Excerpted data>

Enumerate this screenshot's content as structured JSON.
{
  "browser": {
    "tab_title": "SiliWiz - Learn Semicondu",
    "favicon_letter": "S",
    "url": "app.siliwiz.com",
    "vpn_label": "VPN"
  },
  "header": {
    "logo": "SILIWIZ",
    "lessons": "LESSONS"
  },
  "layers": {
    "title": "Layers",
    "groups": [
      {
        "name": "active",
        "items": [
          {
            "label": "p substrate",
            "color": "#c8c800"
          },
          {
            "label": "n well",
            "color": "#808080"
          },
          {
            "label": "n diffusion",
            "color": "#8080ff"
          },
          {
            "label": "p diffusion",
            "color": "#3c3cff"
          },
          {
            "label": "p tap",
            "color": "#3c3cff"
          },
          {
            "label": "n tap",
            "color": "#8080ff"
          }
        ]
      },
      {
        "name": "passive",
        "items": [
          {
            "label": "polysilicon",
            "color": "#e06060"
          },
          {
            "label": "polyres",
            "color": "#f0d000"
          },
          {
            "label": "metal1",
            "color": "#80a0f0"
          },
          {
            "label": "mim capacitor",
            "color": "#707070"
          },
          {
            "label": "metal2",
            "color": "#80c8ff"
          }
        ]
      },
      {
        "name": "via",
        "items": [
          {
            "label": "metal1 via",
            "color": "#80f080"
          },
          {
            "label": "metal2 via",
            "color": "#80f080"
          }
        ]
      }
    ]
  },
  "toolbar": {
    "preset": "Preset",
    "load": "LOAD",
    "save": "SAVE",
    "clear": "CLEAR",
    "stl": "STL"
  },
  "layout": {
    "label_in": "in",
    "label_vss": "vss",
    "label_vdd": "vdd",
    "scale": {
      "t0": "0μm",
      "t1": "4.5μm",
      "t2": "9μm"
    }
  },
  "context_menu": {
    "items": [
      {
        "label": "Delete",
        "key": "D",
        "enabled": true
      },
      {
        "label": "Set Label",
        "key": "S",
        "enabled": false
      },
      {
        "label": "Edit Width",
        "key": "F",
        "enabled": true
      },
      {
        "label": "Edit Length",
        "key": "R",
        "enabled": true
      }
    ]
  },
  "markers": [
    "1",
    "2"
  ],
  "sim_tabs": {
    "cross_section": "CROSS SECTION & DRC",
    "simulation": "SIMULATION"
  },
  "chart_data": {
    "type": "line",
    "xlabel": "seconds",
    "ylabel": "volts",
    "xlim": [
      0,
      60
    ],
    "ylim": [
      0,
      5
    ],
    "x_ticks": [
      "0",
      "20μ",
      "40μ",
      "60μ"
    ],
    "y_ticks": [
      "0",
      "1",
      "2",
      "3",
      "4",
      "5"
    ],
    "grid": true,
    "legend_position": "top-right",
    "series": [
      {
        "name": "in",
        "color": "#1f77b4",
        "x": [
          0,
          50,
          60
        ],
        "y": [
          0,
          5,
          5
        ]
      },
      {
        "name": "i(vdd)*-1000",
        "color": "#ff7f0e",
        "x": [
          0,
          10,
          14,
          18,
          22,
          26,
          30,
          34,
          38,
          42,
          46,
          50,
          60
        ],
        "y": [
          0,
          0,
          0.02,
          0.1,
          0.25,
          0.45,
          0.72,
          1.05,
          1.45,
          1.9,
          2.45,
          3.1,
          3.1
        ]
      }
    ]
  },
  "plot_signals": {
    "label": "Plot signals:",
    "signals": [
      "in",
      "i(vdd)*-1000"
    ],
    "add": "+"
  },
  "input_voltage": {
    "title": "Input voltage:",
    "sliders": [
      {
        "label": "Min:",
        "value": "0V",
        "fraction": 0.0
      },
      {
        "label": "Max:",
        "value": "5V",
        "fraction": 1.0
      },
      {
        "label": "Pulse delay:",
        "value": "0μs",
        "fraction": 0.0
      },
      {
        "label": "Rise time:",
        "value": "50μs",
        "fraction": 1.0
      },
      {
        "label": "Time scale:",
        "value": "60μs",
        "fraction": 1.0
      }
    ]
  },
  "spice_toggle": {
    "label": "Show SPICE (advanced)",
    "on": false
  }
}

To do> Every record should be given again exactly.

Solution for this problem>
Enumerate this screenshot's content as structured JSON.
{
  "browser": {
    "tab_title": "SiliWiz - Learn Semicondu",
    "favicon_letter": "S",
    "url": "app.siliwiz.com",
    "vpn_label": "VPN"
  },
  "header": {
    "logo": "SILIWIZ",
    "lessons": "LESSONS"
  },
  "layers": {
    "title": "Layers",
    "groups": [
      {
        "name": "active",
        "items": [
          {
            "label": "p substrate",
            "color": "#c8c800"
          },
          {
            "label": "n well",
            "color": "#808080"
          },
          {
            "label": "n diffusion",
            "color": "#8080ff"
          },
          {
            "label": "p diffusion",
            "color": "#3c3cff"
          },
          {
            "label": "p tap",
            "color": "#3c3cff"
          },
          {
            "label": "n tap",
            "color": "#8080ff"
          }
        ]
      },
      {
        "name": "passive",
        "items": [
          {
            "label": "polysilicon",
            "color": "#e06060"
          },
          {
            "label": "polyres",
            "color": "#f0d000"
          },
          {
            "label": "metal1",
            "color": "#80a0f0"
          },
          {
            "label": "mim capacitor",
            "color": "#707070"
          },
          {
            "label": "metal2",
            "color": "#80c8ff"
          }
        ]
      },
      {
        "name": "via",
        "items": [
          {
            "label": "metal1 via",
            "color": "#80f080"
          },
          {
            "label": "metal2 via",
            "color": "#80f080"
          }
        ]
      }
    ]
  },
  "toolbar": {
    "preset": "Preset",
    "load": "LOAD",
    "save": "SAVE",
    "clear": "CLEAR",
    "stl": "STL"
  },
  "layout": {
    "label_in": "in",
    "label_vss": "vss",
    "label_vdd": "vdd",
    "scale": {
      "t0": "0μm",
      "t1": "4.5μm",
      "t2": "9μm"
    }
  },
  "context_menu": {
    "items": [
      {
        "label": "Delete",
        "key": "D",
        "enabled": true
      },
      {
        "label": "Set Label",
        "key": "S",
        "enabled": false
      },
      {
        "label": "Edit Width",
        "key": "F",
        "enabled": true
      },
      {
        "label": "Edit Length",
        "key": "R",
        "enabled": true
      }
    ]
  },
  "markers": [
    "1",
    "2"
  ],
  "sim_tabs": {
    "cross_section": "CROSS SECTION & DRC",
    "simulation": "SIMULATION"
  },
  "chart_data": {
    "type": "line",
    "xlabel": "seconds",
    "ylabel": "volts",
    "xlim": [
      0,
      60
    ],
    "ylim": [
      0,
      5
    ],
    "x_ticks": [
      "0",
      "20μ",
      "40μ",
      "60μ"
    ],
    "y_ticks": [
      "0",
      "1",
      "2",
      "3",
      "4",
      "5"
    ],
    "grid": true,
    "legend_position": "top-right",
    "series": [
      {
        "name": "in",
        "color": "#1f77b4",
        "x": [
          0,
          50,
          60
        ],
        "y": [
          0,
          5,
          5
        ]
      },
      {
        "name": "i(vdd)*-1000",
        "color": "#ff7f0e",
        "x": [
          0,
          10,
          14,
          18,
          22,
          26,
          30,
          34,
          38,
          42,
          46,
          50,
          60
        ],
        "y": [
          0,
          0,
          0.02,
          0.1,
          0.25,
          0.45,
          0.72,
          1.05,
          1.45,
          1.9,
          2.45,
          3.1,
          3.1
        ]
      }
    ]
  },
  "plot_signals": {
    "label": "Plot signals:",
    "signals": [
      "in",
      "i(vdd)*-1000"
    ],
    "add": "+"
  },
  "input_voltage": {
    "title": "Input voltage:",
    "sliders": [
      {
        "label": "Min:",
        "value": "0V",
        "fraction": 0.0
      },
      {
        "label": "Max:",
        "value": "5V",
        "fraction": 1.0
      },
      {
        "label": "Pulse delay:",
        "value": "0μs",
        "fraction": 0.0
      },
      {
        "label": "Rise time:",
        "value": "50μs",
        "fraction": 1.0
      },
      {
        "label": "Time scale:",
        "value": "60μs",
        "fraction": 1.0
      }
    ]
  },
  "spice_toggle": {
    "label": "Show SPICE (advanced)",
    "on": false
  }
}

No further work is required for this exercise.